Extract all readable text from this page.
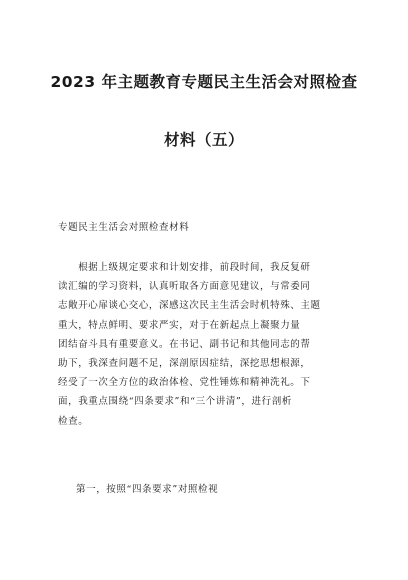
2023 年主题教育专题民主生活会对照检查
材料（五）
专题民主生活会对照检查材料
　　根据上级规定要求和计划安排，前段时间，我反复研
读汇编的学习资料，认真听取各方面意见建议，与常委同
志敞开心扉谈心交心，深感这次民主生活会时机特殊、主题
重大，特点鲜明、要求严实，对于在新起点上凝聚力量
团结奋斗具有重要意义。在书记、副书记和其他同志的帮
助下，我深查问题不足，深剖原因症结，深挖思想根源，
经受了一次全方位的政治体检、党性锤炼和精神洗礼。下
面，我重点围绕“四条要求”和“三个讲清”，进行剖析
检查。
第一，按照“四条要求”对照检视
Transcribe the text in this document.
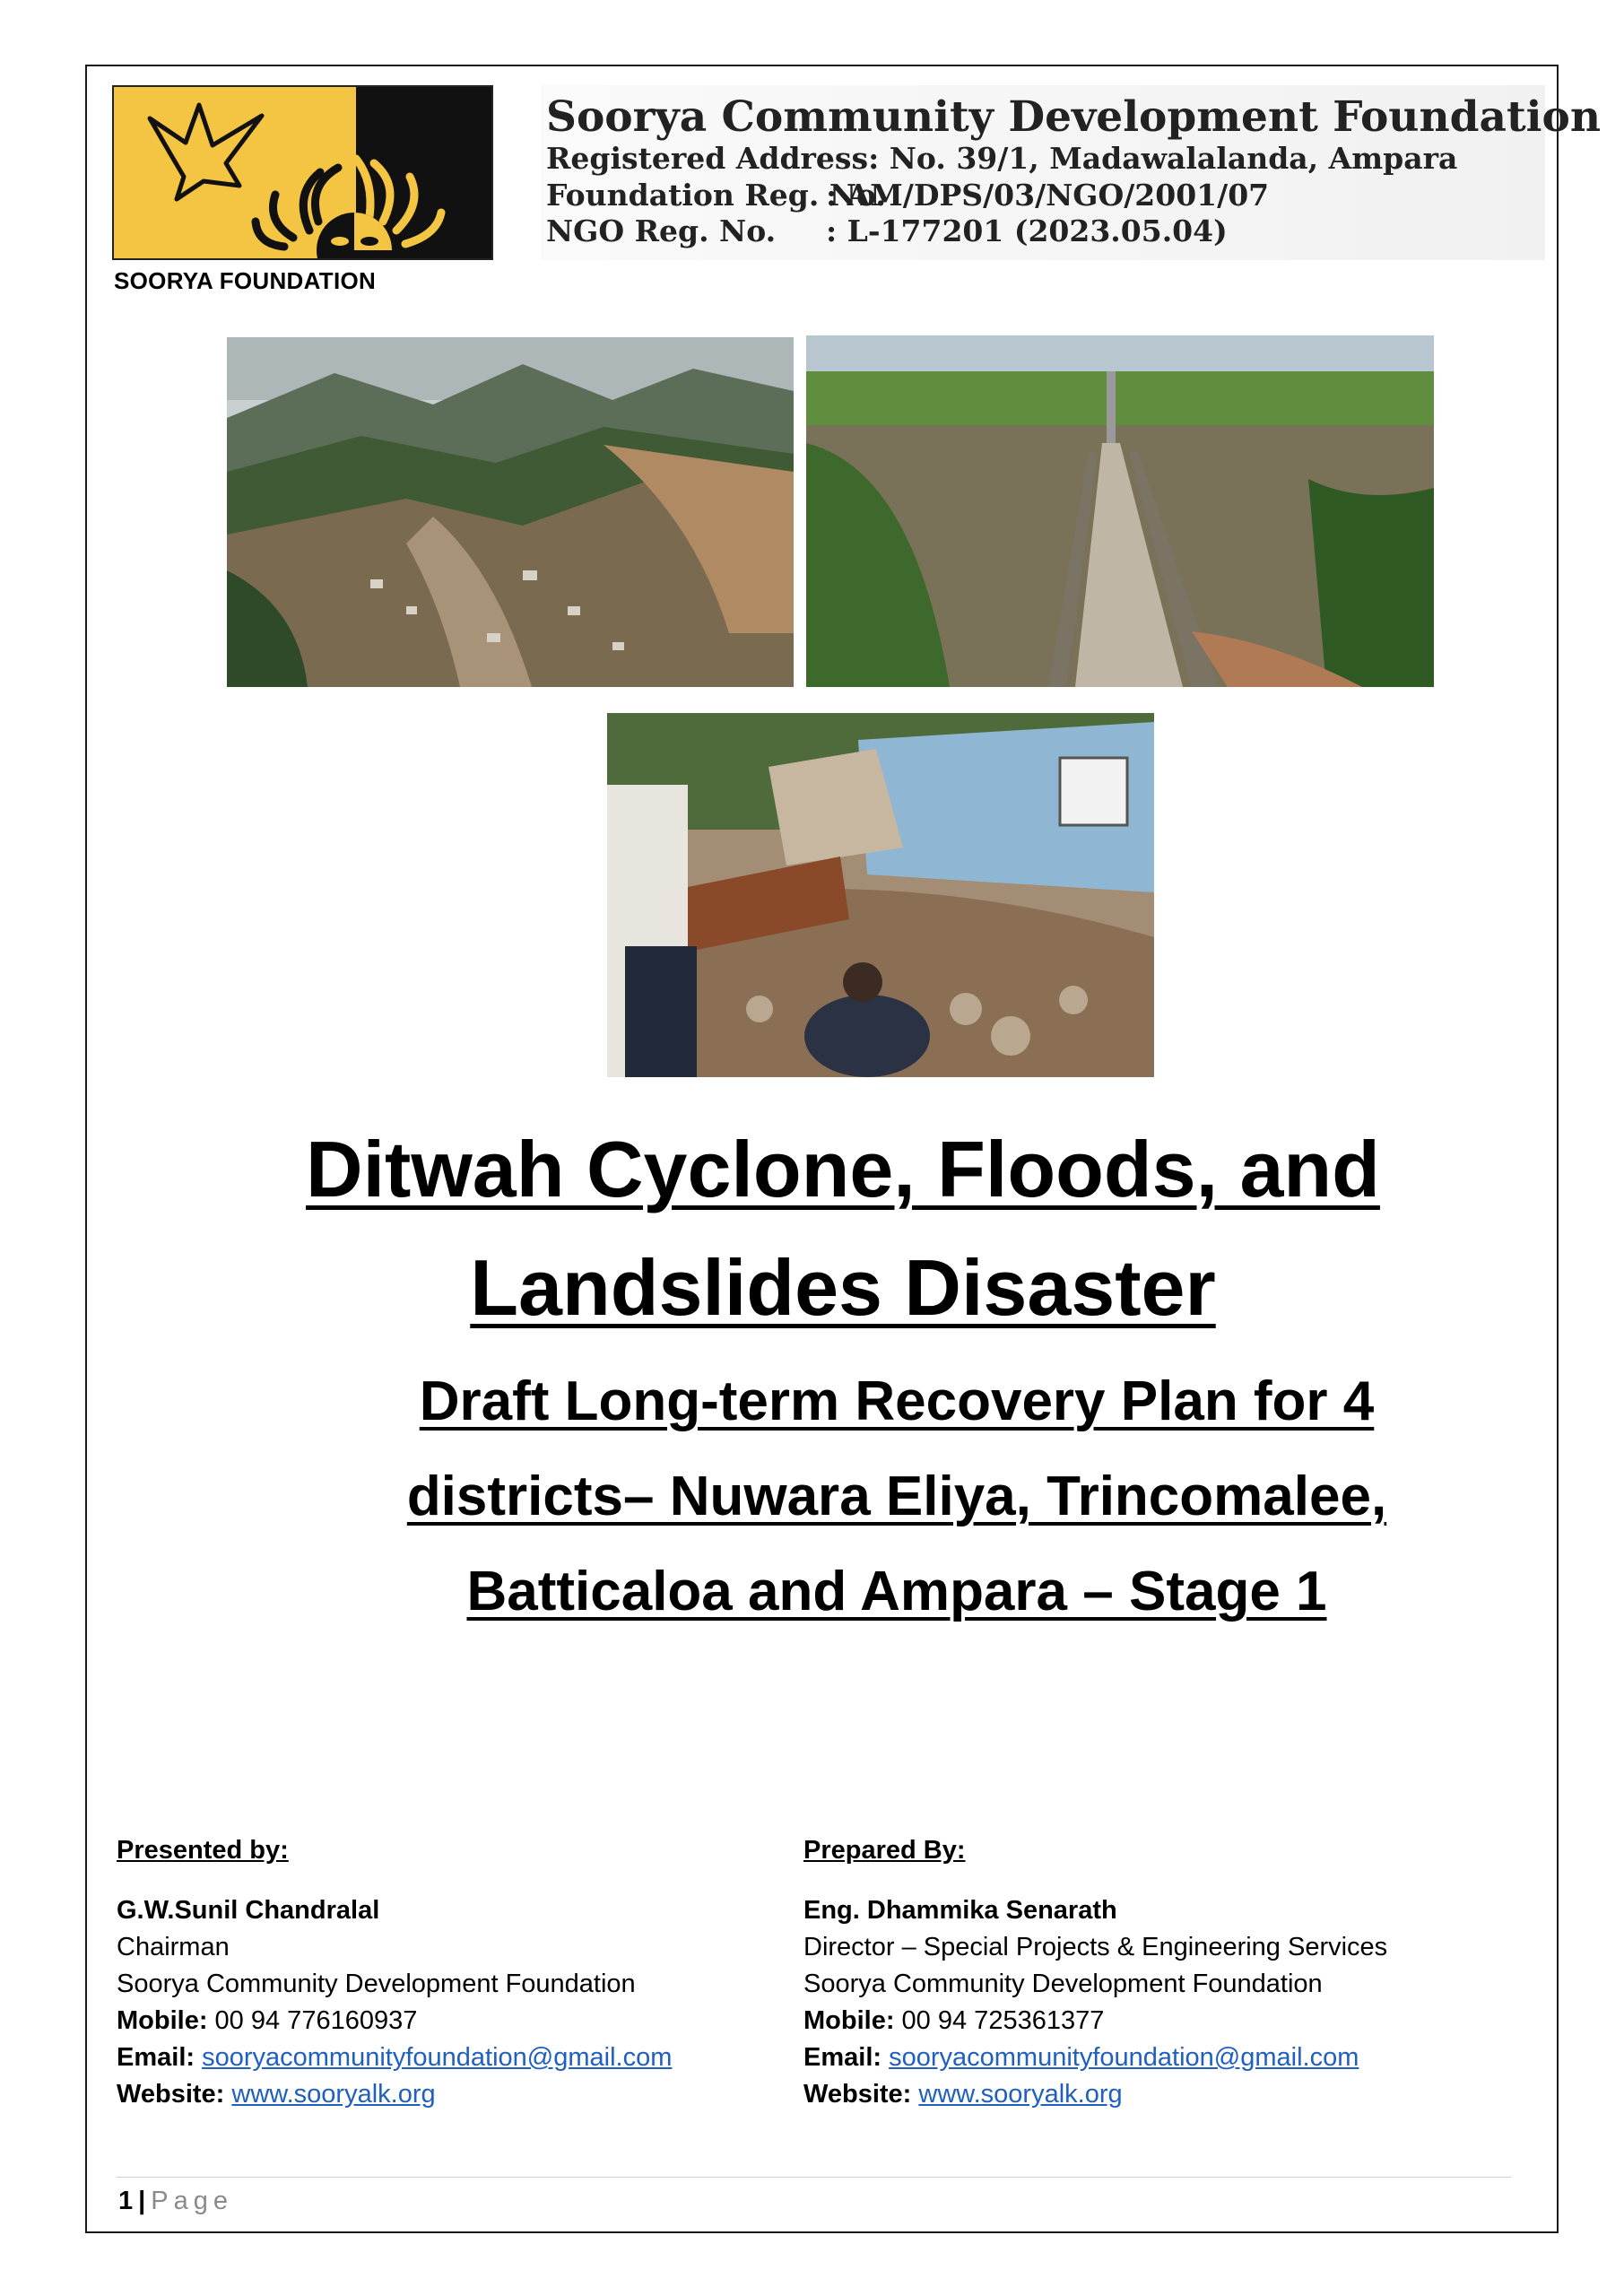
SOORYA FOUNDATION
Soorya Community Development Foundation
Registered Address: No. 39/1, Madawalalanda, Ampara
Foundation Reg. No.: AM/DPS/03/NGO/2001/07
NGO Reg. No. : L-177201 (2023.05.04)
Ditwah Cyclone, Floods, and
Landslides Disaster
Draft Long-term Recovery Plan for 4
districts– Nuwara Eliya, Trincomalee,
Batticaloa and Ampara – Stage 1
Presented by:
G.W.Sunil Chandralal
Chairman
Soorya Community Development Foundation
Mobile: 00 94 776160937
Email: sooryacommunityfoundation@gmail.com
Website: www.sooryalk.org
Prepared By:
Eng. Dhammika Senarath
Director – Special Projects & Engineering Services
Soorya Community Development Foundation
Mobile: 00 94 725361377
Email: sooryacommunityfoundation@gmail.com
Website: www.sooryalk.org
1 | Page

_ _ _ _

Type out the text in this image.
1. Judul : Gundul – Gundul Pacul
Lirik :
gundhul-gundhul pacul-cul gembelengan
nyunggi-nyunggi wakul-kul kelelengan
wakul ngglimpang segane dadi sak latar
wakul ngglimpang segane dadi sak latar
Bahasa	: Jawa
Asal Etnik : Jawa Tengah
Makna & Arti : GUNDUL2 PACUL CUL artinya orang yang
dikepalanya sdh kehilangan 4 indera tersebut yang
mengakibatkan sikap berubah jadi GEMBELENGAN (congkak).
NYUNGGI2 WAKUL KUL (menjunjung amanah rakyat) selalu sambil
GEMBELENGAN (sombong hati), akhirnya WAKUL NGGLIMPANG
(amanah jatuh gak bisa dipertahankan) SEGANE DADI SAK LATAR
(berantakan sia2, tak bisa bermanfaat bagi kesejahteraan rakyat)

_ _ _ _

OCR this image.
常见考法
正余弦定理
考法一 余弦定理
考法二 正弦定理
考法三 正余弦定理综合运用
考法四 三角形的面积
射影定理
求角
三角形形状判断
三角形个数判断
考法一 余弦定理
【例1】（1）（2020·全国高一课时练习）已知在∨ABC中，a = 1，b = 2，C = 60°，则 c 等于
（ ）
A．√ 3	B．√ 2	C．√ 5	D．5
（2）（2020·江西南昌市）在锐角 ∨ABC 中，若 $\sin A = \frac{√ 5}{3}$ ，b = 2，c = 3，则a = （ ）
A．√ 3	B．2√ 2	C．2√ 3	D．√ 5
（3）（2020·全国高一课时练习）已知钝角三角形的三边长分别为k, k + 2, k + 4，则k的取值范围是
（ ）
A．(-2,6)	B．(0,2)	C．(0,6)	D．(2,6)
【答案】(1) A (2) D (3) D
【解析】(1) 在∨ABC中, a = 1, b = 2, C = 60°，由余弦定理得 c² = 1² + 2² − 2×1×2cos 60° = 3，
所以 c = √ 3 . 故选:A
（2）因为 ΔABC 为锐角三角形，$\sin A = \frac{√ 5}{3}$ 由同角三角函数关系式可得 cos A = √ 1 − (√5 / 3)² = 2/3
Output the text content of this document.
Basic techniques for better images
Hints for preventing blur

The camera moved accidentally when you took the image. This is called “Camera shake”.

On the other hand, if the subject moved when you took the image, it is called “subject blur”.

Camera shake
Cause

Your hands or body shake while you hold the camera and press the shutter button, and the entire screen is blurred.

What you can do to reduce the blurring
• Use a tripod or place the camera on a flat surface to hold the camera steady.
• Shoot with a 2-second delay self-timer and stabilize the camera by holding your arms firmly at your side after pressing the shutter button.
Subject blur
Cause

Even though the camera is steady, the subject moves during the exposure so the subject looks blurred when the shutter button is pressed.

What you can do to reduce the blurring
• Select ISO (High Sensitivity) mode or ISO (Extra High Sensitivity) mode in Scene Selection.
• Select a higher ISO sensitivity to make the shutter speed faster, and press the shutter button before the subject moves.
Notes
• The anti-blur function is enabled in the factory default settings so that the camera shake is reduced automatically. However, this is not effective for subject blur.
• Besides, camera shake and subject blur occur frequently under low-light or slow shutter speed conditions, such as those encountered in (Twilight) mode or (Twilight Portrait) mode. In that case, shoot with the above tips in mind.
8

_ _ _ _

-- SET EXERCISE --
Pick out the lines containing the word "that" and show them.

-- RESULT FOR THIS EXERCISE --
• The anti-blur function is enabled in the factory default settings so that the camera shake is reduced automatically. However, this is not effective for subject blur.
• Besides, camera shake and subject blur occur frequently under low-light or slow shutter speed conditions, such as those encountered in (Twilight) mode or (Twilight Portrait) mode. In that case, shoot with the above tips in mind.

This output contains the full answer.